TO DO: Of all the lines in the material, how many contain the word "Facial"? State the number alone.

--

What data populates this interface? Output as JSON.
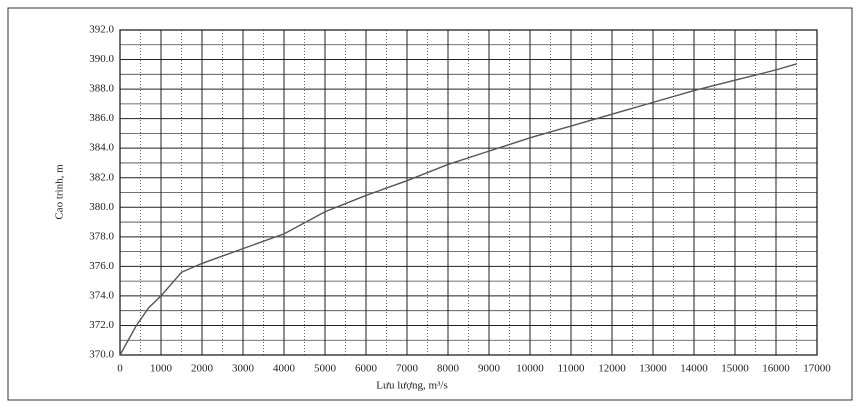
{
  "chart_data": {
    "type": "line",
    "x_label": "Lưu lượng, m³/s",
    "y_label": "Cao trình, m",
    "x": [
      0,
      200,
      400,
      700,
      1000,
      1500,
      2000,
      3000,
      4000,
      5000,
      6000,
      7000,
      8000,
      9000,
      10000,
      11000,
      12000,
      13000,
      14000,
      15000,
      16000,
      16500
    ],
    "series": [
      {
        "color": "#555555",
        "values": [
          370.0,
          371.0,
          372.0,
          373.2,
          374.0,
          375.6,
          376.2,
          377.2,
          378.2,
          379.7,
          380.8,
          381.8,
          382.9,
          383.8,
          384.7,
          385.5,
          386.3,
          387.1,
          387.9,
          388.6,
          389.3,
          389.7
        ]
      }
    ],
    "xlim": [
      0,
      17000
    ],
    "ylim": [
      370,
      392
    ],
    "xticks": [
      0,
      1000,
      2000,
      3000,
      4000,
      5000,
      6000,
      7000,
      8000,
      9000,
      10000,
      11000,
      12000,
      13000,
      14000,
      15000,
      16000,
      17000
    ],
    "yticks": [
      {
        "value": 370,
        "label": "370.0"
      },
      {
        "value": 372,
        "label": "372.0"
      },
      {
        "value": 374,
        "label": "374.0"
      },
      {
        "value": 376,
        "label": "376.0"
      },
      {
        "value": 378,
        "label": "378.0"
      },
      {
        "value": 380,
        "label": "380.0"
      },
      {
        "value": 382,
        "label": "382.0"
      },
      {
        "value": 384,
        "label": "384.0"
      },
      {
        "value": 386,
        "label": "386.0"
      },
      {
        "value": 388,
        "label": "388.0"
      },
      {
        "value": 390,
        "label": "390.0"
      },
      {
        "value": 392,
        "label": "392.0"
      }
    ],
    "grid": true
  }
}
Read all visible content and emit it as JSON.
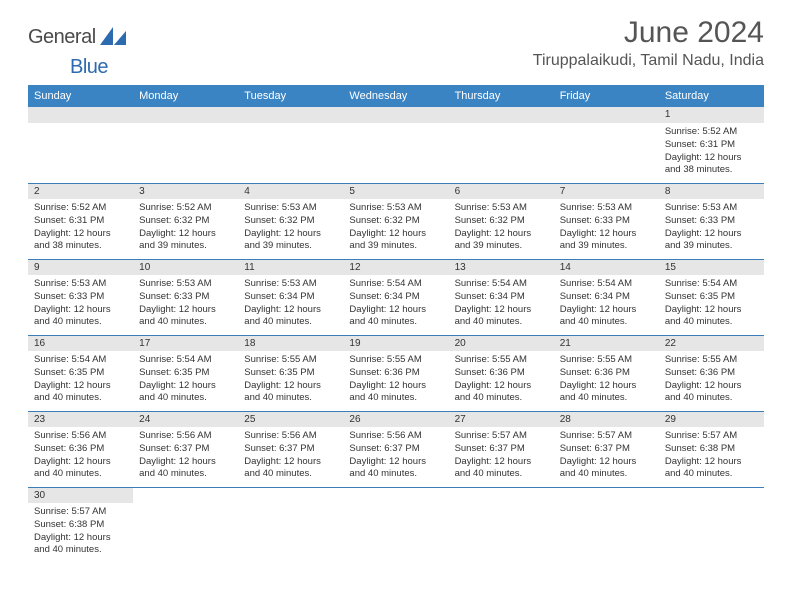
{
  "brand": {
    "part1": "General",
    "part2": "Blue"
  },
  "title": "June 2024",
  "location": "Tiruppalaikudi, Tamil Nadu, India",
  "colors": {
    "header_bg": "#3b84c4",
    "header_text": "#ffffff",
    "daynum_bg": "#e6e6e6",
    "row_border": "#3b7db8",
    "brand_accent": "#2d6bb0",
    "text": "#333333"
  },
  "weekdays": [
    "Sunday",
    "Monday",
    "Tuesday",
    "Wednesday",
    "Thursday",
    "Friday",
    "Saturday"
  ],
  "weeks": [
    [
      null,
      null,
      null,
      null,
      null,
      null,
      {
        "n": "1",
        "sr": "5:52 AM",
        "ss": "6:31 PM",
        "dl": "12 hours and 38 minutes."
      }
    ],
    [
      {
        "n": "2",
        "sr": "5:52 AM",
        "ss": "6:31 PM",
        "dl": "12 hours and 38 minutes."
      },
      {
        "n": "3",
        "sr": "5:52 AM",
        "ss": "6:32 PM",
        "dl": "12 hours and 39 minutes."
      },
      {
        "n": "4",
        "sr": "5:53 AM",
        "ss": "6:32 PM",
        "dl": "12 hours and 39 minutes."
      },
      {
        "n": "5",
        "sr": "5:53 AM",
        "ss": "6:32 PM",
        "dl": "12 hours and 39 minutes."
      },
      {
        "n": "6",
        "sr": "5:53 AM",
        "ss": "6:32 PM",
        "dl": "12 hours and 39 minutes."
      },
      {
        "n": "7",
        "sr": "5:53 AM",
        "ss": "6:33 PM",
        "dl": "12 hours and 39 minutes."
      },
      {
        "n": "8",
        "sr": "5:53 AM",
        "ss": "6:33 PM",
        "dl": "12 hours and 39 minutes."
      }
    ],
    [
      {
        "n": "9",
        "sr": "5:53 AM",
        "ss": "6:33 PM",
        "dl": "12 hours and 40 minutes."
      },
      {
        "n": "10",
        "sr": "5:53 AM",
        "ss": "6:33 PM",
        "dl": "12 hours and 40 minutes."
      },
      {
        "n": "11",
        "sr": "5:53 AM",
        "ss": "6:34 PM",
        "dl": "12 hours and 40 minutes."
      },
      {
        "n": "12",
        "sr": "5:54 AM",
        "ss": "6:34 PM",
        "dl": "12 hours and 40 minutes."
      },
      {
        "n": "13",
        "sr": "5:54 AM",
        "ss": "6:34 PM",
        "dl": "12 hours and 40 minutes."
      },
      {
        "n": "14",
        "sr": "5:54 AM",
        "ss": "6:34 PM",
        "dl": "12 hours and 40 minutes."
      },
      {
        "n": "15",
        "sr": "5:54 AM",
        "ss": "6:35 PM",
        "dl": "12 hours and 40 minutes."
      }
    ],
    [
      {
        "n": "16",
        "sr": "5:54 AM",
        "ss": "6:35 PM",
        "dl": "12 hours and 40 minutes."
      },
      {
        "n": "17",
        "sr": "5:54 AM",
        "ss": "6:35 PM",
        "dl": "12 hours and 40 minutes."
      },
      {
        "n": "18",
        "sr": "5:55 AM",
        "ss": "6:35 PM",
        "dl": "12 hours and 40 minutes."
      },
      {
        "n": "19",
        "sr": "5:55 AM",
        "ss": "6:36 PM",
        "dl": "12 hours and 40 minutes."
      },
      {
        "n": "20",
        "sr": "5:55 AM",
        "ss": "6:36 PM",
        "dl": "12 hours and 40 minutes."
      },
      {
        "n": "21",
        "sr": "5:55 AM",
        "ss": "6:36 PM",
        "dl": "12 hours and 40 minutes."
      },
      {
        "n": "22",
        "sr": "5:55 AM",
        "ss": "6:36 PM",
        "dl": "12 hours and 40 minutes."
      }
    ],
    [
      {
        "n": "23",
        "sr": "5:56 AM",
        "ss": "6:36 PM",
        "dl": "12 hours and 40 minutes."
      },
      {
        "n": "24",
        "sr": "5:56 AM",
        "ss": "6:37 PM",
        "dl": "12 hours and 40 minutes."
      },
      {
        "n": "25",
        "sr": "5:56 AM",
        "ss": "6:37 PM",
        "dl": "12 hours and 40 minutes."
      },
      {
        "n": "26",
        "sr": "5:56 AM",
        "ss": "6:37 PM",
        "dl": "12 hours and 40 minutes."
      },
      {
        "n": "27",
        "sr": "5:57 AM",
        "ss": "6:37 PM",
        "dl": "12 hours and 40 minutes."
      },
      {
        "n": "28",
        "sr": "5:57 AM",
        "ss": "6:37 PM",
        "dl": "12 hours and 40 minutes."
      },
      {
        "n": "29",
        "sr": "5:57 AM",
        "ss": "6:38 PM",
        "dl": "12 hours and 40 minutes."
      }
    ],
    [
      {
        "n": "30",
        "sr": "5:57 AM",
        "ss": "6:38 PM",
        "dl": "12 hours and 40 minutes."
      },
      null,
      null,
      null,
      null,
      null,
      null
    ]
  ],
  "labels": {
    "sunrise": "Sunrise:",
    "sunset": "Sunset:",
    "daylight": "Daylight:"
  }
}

--

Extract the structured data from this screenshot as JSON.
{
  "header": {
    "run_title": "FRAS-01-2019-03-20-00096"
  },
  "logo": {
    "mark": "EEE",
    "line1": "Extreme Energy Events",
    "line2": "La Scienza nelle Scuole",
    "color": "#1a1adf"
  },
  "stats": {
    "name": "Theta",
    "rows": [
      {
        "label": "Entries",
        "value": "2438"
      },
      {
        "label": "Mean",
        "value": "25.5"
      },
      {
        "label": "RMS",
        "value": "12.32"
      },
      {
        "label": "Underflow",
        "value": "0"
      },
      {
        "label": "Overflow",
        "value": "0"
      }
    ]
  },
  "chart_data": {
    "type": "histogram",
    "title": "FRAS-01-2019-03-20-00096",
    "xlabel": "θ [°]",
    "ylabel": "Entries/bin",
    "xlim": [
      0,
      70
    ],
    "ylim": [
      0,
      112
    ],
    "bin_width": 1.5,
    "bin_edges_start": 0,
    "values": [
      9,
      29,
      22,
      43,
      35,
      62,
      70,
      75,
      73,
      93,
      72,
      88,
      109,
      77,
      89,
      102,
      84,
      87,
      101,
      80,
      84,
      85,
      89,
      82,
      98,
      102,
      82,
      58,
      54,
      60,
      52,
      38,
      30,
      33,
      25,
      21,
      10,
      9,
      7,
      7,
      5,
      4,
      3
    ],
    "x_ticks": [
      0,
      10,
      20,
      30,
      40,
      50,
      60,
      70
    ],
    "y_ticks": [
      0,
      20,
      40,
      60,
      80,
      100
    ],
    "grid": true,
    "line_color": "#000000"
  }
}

--

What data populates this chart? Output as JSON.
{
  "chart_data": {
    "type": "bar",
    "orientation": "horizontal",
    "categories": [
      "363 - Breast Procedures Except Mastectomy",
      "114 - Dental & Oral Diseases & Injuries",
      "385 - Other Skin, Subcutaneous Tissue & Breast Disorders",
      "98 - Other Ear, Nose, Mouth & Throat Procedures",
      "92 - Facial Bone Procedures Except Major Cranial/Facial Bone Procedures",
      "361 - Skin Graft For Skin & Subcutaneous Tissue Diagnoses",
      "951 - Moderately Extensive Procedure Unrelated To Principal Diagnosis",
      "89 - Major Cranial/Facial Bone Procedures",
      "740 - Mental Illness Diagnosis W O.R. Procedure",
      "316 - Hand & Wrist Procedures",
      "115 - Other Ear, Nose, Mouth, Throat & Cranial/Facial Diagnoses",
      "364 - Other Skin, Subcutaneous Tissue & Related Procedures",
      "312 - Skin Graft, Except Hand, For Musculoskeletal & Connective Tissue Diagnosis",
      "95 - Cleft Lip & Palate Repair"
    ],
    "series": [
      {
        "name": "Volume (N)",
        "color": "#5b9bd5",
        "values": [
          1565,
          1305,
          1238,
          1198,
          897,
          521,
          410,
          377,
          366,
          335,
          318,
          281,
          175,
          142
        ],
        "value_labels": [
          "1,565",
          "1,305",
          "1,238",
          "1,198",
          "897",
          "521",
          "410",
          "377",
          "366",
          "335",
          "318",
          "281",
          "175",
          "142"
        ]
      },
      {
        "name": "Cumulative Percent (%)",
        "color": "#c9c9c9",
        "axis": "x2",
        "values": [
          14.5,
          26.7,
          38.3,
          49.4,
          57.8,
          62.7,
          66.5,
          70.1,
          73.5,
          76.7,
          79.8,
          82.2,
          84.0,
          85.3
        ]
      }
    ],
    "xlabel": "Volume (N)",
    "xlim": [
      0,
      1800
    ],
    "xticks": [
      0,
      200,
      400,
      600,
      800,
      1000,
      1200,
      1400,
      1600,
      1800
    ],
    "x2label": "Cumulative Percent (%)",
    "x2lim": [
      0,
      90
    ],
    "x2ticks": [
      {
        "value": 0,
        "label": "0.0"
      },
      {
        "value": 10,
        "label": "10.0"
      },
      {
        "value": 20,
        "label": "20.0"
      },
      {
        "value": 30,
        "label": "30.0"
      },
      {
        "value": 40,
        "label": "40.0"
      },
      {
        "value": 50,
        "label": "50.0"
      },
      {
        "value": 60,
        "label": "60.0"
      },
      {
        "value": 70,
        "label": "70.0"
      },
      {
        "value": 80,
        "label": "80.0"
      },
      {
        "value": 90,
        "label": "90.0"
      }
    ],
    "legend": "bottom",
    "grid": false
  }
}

--

FINISHED EXERCISE: 3